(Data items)

## START

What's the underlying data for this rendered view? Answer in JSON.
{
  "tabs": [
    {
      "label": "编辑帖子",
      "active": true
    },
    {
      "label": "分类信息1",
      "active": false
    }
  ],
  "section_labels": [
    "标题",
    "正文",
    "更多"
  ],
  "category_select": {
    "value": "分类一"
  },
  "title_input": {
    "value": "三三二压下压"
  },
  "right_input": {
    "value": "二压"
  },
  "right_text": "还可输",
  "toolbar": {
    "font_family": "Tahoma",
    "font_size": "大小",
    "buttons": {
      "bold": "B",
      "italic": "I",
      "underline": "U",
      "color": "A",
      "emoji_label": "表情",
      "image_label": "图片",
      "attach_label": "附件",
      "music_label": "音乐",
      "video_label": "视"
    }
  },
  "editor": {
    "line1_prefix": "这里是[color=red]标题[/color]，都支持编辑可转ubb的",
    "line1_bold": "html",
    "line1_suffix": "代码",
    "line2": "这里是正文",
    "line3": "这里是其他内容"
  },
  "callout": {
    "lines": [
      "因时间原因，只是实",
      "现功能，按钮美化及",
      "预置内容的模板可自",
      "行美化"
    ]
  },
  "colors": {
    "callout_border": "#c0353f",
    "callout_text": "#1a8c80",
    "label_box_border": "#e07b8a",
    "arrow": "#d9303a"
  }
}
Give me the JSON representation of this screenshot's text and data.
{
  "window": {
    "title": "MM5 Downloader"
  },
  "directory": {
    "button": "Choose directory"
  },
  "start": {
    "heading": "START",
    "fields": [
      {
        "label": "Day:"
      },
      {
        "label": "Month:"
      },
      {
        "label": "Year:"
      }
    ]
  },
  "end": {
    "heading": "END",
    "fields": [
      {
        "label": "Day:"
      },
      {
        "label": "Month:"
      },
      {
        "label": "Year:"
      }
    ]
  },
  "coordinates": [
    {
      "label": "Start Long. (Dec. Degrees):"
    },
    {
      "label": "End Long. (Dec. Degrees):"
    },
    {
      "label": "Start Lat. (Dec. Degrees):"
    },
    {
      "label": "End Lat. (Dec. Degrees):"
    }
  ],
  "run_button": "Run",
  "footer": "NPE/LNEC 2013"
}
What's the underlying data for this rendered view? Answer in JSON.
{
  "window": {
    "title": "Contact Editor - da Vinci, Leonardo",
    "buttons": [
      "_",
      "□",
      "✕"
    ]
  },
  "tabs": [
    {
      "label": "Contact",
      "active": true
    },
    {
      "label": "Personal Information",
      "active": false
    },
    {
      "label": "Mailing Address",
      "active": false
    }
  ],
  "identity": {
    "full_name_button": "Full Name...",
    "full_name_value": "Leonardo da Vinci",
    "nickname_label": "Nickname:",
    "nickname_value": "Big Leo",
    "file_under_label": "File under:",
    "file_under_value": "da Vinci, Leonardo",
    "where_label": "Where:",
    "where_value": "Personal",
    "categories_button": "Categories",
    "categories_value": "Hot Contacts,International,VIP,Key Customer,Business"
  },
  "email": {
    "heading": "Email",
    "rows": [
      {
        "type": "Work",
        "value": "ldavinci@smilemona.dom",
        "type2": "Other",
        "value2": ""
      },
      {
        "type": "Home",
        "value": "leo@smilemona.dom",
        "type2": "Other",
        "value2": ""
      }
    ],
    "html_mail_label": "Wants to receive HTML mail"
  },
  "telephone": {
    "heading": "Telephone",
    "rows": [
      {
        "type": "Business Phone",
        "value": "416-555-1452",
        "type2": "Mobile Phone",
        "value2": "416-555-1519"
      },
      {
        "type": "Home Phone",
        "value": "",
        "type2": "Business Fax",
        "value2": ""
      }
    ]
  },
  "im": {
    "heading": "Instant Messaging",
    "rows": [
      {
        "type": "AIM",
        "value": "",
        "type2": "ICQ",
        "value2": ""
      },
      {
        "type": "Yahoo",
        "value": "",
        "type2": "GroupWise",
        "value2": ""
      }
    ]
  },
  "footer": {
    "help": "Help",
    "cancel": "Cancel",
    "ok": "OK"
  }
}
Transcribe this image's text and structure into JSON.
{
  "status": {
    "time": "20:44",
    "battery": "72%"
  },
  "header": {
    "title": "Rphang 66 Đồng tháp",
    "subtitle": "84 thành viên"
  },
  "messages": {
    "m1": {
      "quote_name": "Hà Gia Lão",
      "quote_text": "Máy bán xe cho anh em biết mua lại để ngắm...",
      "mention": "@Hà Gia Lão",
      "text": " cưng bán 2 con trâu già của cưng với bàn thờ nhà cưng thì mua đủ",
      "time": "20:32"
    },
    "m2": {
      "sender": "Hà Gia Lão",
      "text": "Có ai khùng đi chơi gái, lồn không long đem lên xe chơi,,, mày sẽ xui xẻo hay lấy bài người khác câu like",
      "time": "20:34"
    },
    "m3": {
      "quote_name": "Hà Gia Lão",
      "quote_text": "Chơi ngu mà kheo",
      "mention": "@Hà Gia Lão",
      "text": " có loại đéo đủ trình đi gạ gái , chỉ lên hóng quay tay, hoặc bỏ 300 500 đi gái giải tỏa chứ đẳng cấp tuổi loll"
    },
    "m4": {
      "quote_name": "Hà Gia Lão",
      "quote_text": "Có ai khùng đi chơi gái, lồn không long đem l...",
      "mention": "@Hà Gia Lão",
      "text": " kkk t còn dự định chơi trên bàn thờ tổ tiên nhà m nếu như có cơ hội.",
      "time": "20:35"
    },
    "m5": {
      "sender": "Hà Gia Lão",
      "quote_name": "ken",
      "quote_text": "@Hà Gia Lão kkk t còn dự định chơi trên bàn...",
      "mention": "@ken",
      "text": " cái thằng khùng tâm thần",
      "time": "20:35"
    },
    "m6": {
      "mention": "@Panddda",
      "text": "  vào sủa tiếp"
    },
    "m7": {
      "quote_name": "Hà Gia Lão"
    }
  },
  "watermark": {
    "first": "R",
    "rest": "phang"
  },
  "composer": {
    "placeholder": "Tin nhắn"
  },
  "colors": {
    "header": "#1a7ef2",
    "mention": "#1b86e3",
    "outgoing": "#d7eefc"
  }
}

## END

● Instructions for the task
Copy out each line of the listing that holds "this".

● Task solution
What's the underlying data for this rendered view? Answer in JSON.
Give me the JSON representation of this screenshot's text and data.
What's the underlying data for this rendered view? Answer in JSON.
Transcribe this image's text and structure into JSON.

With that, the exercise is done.